>> start Listed records

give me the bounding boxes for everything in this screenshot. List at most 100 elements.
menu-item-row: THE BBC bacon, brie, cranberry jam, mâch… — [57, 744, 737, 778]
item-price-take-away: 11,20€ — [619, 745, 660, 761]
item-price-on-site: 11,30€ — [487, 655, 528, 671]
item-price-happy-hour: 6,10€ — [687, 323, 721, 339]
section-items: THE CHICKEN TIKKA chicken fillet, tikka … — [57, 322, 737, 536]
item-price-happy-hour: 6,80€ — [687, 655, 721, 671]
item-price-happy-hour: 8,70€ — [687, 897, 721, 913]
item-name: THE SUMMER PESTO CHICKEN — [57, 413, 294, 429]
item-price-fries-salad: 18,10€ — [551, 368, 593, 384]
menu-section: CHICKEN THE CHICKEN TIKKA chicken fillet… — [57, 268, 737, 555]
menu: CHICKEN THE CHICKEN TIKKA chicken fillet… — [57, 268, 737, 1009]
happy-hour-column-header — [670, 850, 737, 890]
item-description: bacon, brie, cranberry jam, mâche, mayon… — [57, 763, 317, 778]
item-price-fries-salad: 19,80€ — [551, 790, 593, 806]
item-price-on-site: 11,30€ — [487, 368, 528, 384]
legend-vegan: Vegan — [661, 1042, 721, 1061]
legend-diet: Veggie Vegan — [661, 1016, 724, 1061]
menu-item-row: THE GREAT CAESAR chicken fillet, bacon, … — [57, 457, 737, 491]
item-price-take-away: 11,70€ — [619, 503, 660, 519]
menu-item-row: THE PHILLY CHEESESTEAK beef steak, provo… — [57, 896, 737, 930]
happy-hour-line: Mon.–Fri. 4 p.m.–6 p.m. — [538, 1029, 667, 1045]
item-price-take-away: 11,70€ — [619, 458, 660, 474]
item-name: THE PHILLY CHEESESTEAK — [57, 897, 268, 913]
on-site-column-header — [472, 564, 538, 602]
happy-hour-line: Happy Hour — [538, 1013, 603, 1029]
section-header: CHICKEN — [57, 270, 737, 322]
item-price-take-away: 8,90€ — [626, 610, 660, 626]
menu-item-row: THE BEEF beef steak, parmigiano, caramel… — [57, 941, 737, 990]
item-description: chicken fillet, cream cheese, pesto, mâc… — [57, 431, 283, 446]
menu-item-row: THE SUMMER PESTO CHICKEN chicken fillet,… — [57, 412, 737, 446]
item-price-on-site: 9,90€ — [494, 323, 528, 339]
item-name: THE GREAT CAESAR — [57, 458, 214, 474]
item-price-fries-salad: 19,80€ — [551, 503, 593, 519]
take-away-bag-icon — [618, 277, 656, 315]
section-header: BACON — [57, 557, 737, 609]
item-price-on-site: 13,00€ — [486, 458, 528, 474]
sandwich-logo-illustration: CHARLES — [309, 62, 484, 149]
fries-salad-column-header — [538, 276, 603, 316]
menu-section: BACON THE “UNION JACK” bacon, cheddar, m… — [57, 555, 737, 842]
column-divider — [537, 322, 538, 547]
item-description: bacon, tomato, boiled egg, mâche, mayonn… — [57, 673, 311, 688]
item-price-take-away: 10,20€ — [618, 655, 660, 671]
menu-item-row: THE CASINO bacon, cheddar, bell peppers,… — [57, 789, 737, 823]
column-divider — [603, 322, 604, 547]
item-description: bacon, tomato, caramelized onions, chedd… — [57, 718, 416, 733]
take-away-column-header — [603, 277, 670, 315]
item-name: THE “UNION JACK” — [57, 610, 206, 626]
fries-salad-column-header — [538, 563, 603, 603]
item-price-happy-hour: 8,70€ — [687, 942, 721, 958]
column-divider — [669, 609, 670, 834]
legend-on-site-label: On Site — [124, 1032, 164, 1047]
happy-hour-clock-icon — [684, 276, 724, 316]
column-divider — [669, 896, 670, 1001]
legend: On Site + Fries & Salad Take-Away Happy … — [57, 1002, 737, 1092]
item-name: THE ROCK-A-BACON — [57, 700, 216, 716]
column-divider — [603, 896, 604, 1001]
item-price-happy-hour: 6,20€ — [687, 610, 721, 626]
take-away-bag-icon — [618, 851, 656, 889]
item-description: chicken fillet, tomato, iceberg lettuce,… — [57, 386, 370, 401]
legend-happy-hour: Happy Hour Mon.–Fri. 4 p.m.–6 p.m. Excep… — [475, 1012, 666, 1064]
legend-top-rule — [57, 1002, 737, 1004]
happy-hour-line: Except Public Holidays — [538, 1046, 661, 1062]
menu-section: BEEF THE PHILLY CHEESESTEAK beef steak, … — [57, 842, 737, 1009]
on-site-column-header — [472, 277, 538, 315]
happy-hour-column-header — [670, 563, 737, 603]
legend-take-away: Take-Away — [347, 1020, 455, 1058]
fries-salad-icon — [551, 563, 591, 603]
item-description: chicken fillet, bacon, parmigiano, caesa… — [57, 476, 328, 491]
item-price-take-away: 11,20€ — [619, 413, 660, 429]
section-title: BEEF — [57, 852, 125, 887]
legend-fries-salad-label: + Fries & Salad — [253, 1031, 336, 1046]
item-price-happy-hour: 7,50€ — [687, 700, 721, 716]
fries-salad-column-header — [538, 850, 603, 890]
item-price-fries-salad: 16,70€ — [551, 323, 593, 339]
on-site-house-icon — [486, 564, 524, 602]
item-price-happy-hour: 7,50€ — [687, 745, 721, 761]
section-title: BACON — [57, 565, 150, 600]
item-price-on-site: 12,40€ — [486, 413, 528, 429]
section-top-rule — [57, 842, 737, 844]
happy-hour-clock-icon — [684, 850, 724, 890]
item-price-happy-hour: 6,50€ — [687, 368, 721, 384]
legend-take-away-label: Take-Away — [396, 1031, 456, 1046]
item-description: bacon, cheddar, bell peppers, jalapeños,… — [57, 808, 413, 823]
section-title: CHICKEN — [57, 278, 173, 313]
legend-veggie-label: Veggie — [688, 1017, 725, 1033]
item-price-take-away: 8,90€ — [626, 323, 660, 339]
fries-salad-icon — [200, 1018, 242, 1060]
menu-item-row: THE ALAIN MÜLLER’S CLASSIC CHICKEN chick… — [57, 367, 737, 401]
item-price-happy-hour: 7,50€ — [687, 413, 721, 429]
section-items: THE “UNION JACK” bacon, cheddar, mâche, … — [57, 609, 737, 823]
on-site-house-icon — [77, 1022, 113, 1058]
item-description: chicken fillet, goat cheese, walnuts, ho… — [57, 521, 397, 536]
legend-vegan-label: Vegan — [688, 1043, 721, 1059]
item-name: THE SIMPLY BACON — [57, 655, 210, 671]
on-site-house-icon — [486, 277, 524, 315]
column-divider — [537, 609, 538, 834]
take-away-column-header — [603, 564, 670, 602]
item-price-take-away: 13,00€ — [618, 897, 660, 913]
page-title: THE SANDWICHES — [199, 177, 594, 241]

>> end Listed records

> _Exercise description_
Rewrite the records above, changing every "item-price-take-away" to "item-price-takeout" and leaving everything else as it is.

> _Solution to the problem_
give me the bounding boxes for everything in this screenshot. List at most 100 elements.
menu-item-row: THE BBC bacon, brie, cranberry jam, mâch… — [57, 744, 737, 778]
item-price-takeout: 11,20€ — [619, 745, 660, 761]
item-price-on-site: 11,30€ — [487, 655, 528, 671]
item-price-happy-hour: 6,10€ — [687, 323, 721, 339]
section-items: THE CHICKEN TIKKA chicken fillet, tikka … — [57, 322, 737, 536]
item-price-happy-hour: 6,80€ — [687, 655, 721, 671]
item-price-happy-hour: 8,70€ — [687, 897, 721, 913]
item-name: THE SUMMER PESTO CHICKEN — [57, 413, 294, 429]
item-price-fries-salad: 18,10€ — [551, 368, 593, 384]
menu-section: CHICKEN THE CHICKEN TIKKA chicken fillet… — [57, 268, 737, 555]
menu: CHICKEN THE CHICKEN TIKKA chicken fillet… — [57, 268, 737, 1009]
happy-hour-column-header — [670, 850, 737, 890]
item-description: bacon, brie, cranberry jam, mâche, mayon… — [57, 763, 317, 778]
item-price-fries-salad: 19,80€ — [551, 790, 593, 806]
item-price-on-site: 11,30€ — [487, 368, 528, 384]
legend-vegan: Vegan — [661, 1042, 721, 1061]
legend-diet: Veggie Vegan — [661, 1016, 724, 1061]
menu-item-row: THE GREAT CAESAR chicken fillet, bacon, … — [57, 457, 737, 491]
item-price-takeout: 11,70€ — [619, 503, 660, 519]
menu-item-row: THE PHILLY CHEESESTEAK beef steak, provo… — [57, 896, 737, 930]
happy-hour-line: Mon.–Fri. 4 p.m.–6 p.m. — [538, 1029, 667, 1045]
item-price-takeout: 11,70€ — [619, 458, 660, 474]
item-name: THE PHILLY CHEESESTEAK — [57, 897, 268, 913]
on-site-column-header — [472, 564, 538, 602]
happy-hour-line: Happy Hour — [538, 1013, 603, 1029]
section-header: CHICKEN — [57, 270, 737, 322]
item-price-takeout: 8,90€ — [626, 610, 660, 626]
menu-item-row: THE BEEF beef steak, parmigiano, caramel… — [57, 941, 737, 990]
item-description: chicken fillet, cream cheese, pesto, mâc… — [57, 431, 283, 446]
menu-item-row: THE SUMMER PESTO CHICKEN chicken fillet,… — [57, 412, 737, 446]
item-price-on-site: 9,90€ — [494, 323, 528, 339]
item-name: THE GREAT CAESAR — [57, 458, 214, 474]
item-price-fries-salad: 19,80€ — [551, 503, 593, 519]
take-away-bag-icon — [618, 277, 656, 315]
section-header: BACON — [57, 557, 737, 609]
item-price-on-site: 13,00€ — [486, 458, 528, 474]
sandwich-logo-illustration: CHARLES — [309, 62, 484, 149]
fries-salad-column-header — [538, 276, 603, 316]
menu-section: BACON THE “UNION JACK” bacon, cheddar, m… — [57, 555, 737, 842]
column-divider — [537, 322, 538, 547]
item-description: bacon, tomato, boiled egg, mâche, mayonn… — [57, 673, 311, 688]
item-price-takeout: 10,20€ — [618, 655, 660, 671]
menu-item-row: THE CASINO bacon, cheddar, bell peppers,… — [57, 789, 737, 823]
column-divider — [603, 322, 604, 547]
item-description: bacon, tomato, caramelized onions, chedd… — [57, 718, 416, 733]
take-away-column-header — [603, 277, 670, 315]
item-name: THE “UNION JACK” — [57, 610, 206, 626]
fries-salad-column-header — [538, 563, 603, 603]
item-price-happy-hour: 8,70€ — [687, 942, 721, 958]
column-divider — [669, 609, 670, 834]
legend-on-site-label: On Site — [124, 1032, 164, 1047]
happy-hour-clock-icon — [684, 276, 724, 316]
column-divider — [669, 896, 670, 1001]
legend: On Site + Fries & Salad Take-Away Happy … — [57, 1002, 737, 1092]
item-name: THE ROCK-A-BACON — [57, 700, 216, 716]
column-divider — [603, 896, 604, 1001]
item-price-happy-hour: 6,20€ — [687, 610, 721, 626]
take-away-bag-icon — [618, 851, 656, 889]
item-description: chicken fillet, tomato, iceberg lettuce,… — [57, 386, 370, 401]
legend-happy-hour: Happy Hour Mon.–Fri. 4 p.m.–6 p.m. Excep… — [475, 1012, 666, 1064]
legend-top-rule — [57, 1002, 737, 1004]
happy-hour-line: Except Public Holidays — [538, 1046, 661, 1062]
menu-section: BEEF THE PHILLY CHEESESTEAK beef steak, … — [57, 842, 737, 1009]
on-site-column-header — [472, 277, 538, 315]
happy-hour-column-header — [670, 563, 737, 603]
legend-take-away: Take-Away — [347, 1020, 455, 1058]
fries-salad-icon — [551, 563, 591, 603]
item-description: chicken fillet, bacon, parmigiano, caesa… — [57, 476, 328, 491]
item-price-takeout: 11,20€ — [619, 413, 660, 429]
section-title: BEEF — [57, 852, 125, 887]
legend-fries-salad-label: + Fries & Salad — [253, 1031, 336, 1046]
item-price-happy-hour: 7,50€ — [687, 700, 721, 716]
fries-salad-column-header — [538, 850, 603, 890]
item-price-fries-salad: 16,70€ — [551, 323, 593, 339]
on-site-house-icon — [486, 564, 524, 602]
item-price-happy-hour: 7,50€ — [687, 745, 721, 761]
section-title: BACON — [57, 565, 150, 600]
item-price-on-site: 12,40€ — [486, 413, 528, 429]
section-top-rule — [57, 842, 737, 844]
happy-hour-clock-icon — [684, 850, 724, 890]
item-price-happy-hour: 6,50€ — [687, 368, 721, 384]
legend-take-away-label: Take-Away — [396, 1031, 456, 1046]
item-description: bacon, cheddar, bell peppers, jalapeños,… — [57, 808, 413, 823]
section-title: CHICKEN — [57, 278, 173, 313]
legend-veggie-label: Veggie — [688, 1017, 725, 1033]
item-price-takeout: 8,90€ — [626, 323, 660, 339]
fries-salad-icon — [200, 1018, 242, 1060]
menu-item-row: THE ALAIN MÜLLER’S CLASSIC CHICKEN chick… — [57, 367, 737, 401]
item-price-happy-hour: 7,50€ — [687, 413, 721, 429]
section-items: THE “UNION JACK” bacon, cheddar, mâche, … — [57, 609, 737, 823]
on-site-house-icon — [77, 1022, 113, 1058]
item-description: chicken fillet, goat cheese, walnuts, ho… — [57, 521, 397, 536]
legend-vegan-label: Vegan — [688, 1043, 721, 1059]
item-name: THE SIMPLY BACON — [57, 655, 210, 671]
on-site-house-icon — [486, 277, 524, 315]
column-divider — [537, 609, 538, 834]
take-away-column-header — [603, 564, 670, 602]
item-price-takeout: 13,00€ — [618, 897, 660, 913]
page-title: THE SANDWICHES — [199, 177, 594, 241]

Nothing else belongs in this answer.